**EXTRACTED RECORDS**
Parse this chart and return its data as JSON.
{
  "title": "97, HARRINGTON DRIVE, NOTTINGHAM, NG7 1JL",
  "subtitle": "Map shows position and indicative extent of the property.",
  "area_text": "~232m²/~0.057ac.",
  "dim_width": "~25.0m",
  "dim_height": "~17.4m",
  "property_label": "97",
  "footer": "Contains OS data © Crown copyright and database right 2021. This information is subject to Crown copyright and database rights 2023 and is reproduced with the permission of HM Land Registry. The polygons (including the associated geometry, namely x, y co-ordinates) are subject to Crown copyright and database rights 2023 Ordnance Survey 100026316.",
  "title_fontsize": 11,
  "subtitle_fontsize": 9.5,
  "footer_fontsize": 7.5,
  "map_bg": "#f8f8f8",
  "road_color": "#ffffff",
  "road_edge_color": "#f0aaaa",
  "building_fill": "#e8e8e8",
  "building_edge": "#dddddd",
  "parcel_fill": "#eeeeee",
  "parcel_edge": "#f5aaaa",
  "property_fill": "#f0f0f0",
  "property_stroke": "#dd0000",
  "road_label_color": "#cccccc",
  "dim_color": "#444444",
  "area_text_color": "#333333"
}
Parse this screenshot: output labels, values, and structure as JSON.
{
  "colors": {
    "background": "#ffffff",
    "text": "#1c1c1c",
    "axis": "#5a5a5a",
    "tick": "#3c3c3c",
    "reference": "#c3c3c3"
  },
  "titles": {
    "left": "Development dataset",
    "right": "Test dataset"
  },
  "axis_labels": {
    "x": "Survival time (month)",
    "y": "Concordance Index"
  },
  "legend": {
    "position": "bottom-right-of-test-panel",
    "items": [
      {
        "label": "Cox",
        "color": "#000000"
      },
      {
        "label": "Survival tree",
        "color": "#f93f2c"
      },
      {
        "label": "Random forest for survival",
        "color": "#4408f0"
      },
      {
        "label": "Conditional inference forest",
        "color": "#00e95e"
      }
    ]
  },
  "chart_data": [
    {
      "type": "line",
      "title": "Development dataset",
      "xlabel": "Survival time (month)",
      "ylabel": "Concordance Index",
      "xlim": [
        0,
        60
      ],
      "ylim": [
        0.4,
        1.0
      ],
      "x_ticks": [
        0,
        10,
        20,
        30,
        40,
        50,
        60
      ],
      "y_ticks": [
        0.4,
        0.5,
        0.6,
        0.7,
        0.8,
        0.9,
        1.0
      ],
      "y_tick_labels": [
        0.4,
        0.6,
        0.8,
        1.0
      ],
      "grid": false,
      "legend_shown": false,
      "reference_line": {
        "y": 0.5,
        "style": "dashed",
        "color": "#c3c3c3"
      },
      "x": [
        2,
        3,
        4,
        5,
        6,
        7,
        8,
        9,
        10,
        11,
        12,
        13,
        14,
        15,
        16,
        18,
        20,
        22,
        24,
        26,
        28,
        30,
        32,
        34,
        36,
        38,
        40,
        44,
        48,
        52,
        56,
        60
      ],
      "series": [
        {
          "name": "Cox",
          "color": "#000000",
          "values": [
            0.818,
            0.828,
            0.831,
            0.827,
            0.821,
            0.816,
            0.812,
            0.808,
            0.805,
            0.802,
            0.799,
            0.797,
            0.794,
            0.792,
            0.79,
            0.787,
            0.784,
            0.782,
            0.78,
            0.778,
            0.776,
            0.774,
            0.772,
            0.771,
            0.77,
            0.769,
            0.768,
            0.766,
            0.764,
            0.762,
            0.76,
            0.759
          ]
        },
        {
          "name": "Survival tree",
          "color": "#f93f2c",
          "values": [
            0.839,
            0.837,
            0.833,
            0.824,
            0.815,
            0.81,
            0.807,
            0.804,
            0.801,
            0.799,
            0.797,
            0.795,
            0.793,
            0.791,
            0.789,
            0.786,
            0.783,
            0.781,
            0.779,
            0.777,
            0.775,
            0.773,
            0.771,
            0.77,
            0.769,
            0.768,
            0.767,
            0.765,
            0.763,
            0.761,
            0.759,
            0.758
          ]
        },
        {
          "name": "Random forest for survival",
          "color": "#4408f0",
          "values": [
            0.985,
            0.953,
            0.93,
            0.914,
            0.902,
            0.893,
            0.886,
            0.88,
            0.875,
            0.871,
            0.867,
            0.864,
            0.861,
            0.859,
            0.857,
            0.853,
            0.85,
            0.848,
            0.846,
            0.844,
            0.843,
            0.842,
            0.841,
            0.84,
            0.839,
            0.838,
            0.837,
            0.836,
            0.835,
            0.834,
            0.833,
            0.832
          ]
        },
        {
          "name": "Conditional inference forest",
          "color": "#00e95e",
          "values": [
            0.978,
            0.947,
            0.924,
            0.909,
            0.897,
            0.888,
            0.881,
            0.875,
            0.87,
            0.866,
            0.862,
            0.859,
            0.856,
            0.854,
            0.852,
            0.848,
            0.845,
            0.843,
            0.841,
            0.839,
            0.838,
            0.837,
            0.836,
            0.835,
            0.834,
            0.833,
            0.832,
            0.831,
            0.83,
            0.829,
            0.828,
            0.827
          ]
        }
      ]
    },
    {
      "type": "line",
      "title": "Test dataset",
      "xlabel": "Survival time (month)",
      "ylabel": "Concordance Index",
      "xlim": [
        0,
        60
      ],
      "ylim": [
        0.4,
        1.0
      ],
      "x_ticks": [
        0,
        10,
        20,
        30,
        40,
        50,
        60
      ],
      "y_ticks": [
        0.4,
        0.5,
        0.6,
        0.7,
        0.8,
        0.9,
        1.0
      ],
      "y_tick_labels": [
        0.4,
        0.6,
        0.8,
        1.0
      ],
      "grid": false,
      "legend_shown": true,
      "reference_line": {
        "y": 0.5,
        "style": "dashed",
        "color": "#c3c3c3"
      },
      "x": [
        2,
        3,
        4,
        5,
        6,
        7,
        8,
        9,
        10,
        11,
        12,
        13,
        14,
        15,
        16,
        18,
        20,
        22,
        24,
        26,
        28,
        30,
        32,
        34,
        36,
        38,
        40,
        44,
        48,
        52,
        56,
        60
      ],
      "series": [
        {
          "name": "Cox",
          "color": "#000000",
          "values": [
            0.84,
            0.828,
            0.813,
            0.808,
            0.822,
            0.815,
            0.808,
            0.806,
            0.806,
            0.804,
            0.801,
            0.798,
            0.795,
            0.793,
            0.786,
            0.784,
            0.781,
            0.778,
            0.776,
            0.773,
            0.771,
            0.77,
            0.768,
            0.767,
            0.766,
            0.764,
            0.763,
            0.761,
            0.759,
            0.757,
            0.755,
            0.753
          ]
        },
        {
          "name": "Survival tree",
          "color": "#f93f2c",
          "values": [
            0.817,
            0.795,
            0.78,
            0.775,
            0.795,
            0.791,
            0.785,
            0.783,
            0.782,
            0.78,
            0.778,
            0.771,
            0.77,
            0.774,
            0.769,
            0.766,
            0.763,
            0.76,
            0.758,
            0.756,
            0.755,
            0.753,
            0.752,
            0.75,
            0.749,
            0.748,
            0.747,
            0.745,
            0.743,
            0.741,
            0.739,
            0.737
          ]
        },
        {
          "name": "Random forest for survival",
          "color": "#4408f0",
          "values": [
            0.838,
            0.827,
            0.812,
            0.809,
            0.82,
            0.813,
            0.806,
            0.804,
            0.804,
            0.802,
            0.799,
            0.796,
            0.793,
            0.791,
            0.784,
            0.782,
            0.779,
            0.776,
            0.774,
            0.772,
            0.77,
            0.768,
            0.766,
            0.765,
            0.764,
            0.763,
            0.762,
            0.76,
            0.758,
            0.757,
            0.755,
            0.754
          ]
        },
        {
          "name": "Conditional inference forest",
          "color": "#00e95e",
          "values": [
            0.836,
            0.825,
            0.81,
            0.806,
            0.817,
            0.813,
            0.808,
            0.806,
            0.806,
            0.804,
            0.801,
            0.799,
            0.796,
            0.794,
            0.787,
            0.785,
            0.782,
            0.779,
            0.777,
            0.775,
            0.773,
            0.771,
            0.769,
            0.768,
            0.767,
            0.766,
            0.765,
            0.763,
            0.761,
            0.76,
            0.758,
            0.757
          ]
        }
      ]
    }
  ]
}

**AIM**
Give the number of lines in the listing above that contain "dataset", and nothing else.

**THE RESULT**
4